____ Extracted entries

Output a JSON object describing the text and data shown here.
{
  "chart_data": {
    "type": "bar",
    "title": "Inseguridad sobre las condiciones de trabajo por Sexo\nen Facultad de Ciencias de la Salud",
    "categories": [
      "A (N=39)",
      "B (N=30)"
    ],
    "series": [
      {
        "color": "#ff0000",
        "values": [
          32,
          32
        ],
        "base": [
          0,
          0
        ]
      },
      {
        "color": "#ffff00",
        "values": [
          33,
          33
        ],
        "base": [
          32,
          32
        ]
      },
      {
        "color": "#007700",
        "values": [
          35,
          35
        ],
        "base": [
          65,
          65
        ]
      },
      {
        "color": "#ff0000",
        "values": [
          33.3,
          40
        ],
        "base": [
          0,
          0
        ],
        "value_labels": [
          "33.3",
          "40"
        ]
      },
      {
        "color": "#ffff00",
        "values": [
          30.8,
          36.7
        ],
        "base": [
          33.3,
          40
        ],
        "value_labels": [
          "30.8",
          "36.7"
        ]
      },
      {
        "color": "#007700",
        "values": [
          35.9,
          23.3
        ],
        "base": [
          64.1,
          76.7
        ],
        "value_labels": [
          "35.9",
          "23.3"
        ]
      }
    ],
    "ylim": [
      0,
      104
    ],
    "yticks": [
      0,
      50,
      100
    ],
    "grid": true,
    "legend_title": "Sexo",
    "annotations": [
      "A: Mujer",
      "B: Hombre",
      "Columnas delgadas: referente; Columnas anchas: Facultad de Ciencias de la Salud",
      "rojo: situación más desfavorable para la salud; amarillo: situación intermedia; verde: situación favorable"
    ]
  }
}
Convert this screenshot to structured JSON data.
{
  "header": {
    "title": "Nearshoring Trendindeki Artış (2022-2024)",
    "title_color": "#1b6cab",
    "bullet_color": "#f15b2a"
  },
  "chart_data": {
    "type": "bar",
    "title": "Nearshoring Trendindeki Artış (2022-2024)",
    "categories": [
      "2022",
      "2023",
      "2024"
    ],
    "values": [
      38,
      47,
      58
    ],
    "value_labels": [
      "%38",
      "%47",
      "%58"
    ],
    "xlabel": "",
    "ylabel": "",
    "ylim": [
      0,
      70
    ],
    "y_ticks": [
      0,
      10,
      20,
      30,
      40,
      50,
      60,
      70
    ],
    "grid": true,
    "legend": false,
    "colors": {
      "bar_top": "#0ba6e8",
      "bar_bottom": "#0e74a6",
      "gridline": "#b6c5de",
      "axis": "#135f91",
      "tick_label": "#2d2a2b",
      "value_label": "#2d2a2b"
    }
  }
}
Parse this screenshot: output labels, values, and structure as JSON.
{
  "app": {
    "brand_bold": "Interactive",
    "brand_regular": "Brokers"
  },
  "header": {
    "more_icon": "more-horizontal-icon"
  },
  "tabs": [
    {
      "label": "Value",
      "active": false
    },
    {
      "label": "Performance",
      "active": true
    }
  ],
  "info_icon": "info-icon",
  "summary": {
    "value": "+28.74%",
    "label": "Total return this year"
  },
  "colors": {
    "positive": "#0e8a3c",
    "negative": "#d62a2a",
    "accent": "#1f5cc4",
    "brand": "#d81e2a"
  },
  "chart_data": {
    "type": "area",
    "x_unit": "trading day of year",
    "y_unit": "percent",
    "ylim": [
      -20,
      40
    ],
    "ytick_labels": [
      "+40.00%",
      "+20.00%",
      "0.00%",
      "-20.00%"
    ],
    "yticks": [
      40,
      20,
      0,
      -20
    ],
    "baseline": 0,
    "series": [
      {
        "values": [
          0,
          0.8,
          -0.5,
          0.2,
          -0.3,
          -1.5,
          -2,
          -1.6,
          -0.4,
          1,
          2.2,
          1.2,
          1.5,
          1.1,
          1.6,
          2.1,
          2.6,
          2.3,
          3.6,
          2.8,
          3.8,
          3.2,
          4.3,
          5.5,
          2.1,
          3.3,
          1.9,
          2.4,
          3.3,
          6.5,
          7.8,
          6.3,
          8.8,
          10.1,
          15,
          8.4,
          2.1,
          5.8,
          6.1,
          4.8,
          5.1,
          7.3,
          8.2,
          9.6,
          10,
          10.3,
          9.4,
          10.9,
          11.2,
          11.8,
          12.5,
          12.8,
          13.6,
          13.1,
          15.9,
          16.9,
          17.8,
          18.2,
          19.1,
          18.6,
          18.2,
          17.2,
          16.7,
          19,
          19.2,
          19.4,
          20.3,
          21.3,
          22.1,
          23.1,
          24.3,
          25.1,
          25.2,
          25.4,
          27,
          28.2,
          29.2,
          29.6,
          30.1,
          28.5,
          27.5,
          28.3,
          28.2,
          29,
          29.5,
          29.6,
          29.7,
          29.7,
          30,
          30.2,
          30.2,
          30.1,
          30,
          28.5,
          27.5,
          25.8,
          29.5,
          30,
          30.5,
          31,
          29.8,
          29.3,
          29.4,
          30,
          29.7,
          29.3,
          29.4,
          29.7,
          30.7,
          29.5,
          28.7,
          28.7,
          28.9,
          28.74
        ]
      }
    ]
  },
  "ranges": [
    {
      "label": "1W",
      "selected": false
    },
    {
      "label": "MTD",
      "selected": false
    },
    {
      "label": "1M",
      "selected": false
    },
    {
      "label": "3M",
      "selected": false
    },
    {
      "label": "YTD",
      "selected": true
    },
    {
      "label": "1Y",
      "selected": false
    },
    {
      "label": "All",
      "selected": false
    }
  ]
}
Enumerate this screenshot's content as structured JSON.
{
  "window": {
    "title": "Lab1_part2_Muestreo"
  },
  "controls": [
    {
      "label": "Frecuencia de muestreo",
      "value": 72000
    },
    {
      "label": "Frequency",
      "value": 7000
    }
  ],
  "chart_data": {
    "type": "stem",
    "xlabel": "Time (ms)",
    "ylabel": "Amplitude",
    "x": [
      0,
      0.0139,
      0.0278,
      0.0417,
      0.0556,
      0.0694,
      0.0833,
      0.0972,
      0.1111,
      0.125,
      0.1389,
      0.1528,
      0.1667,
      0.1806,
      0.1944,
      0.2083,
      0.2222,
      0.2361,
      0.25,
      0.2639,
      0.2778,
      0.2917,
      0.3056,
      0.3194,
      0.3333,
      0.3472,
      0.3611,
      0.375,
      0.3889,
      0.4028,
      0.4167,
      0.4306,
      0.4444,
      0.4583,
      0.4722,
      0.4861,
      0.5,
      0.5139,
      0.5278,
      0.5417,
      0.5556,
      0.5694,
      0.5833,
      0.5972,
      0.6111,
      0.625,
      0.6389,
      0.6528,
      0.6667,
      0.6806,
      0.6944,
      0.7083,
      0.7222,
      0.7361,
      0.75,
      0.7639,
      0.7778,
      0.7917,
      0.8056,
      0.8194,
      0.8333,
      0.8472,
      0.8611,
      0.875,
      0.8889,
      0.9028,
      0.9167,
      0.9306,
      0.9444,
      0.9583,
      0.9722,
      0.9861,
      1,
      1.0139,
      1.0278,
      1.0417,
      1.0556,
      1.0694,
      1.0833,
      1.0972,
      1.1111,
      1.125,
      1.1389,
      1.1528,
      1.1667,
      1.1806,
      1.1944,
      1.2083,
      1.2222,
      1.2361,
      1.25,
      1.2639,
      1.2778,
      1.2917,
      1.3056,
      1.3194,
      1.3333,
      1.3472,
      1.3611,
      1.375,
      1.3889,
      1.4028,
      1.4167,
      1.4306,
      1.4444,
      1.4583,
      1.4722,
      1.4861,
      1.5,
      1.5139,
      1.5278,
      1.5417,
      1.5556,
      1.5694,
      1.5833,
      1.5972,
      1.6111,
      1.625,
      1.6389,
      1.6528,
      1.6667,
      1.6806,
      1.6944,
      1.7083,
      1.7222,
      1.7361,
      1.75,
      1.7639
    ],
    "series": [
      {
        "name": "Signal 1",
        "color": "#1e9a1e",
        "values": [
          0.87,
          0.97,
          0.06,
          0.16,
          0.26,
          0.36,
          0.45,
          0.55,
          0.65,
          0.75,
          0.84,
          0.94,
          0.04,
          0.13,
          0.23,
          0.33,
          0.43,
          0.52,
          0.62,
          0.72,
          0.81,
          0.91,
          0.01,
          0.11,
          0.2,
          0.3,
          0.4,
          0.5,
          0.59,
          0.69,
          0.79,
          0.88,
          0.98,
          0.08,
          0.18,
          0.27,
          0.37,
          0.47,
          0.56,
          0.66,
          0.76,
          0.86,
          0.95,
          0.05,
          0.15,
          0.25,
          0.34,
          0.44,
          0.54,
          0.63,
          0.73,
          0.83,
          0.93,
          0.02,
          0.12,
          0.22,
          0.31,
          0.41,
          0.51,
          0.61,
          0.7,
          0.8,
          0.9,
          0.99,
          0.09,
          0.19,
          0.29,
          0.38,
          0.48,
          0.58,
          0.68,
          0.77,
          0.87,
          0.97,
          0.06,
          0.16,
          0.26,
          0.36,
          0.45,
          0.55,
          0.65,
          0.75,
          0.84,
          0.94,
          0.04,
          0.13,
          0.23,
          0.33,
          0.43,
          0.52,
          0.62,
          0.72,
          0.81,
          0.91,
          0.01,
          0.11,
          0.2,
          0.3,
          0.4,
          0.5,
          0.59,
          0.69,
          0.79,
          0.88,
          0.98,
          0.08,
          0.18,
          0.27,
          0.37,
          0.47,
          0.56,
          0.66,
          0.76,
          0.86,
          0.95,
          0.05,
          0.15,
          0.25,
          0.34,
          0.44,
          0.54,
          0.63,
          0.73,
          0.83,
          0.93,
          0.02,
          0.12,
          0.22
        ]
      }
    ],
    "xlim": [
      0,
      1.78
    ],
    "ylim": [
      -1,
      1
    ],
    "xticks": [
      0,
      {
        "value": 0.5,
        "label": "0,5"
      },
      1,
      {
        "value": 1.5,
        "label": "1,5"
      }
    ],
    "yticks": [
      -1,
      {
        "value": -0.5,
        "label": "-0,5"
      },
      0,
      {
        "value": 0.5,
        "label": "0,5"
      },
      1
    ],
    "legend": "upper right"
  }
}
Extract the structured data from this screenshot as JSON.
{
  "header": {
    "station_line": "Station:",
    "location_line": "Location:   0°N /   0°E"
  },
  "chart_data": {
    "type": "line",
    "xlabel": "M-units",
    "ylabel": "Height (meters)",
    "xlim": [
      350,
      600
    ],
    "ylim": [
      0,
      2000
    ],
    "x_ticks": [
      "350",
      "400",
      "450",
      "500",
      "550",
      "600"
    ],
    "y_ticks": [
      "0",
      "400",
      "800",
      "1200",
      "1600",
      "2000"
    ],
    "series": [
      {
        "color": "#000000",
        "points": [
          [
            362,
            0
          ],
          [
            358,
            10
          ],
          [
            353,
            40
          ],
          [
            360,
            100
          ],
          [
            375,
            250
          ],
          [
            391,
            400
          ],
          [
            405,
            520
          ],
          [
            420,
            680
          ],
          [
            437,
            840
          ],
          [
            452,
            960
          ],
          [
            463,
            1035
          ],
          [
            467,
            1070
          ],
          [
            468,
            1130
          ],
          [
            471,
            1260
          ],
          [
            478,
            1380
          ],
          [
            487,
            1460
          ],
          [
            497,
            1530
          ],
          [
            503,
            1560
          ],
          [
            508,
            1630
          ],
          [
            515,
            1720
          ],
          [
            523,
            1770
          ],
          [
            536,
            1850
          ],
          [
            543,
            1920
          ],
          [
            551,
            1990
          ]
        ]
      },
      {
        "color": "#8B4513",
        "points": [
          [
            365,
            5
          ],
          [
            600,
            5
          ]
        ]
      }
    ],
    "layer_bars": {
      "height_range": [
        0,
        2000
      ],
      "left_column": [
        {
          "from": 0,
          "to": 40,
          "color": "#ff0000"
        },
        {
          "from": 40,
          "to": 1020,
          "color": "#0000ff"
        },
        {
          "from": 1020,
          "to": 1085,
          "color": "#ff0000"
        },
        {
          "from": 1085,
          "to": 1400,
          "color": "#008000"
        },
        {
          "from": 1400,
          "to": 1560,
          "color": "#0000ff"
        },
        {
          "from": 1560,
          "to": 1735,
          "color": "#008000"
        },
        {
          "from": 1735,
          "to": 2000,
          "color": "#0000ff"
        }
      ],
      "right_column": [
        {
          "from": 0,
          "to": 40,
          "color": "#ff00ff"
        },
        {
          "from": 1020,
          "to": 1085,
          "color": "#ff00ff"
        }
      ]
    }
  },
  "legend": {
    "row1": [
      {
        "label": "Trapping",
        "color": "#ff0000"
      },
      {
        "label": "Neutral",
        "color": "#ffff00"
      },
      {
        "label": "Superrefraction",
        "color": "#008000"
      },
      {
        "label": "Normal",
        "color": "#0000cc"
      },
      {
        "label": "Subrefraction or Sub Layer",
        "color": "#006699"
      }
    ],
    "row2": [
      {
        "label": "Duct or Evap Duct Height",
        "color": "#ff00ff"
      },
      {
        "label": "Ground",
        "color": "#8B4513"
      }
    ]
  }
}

________

» **Problem statement**
Copy each line of the entries that includes the word "Ciencias".

» **Written answer**
    "title": "Inseguridad sobre las condiciones de trabajo por Sexo\nen Facultad de Ciencias de la Salud",
      "Columnas delgadas: referente; Columnas anchas: Facultad de Ciencias de la Salud",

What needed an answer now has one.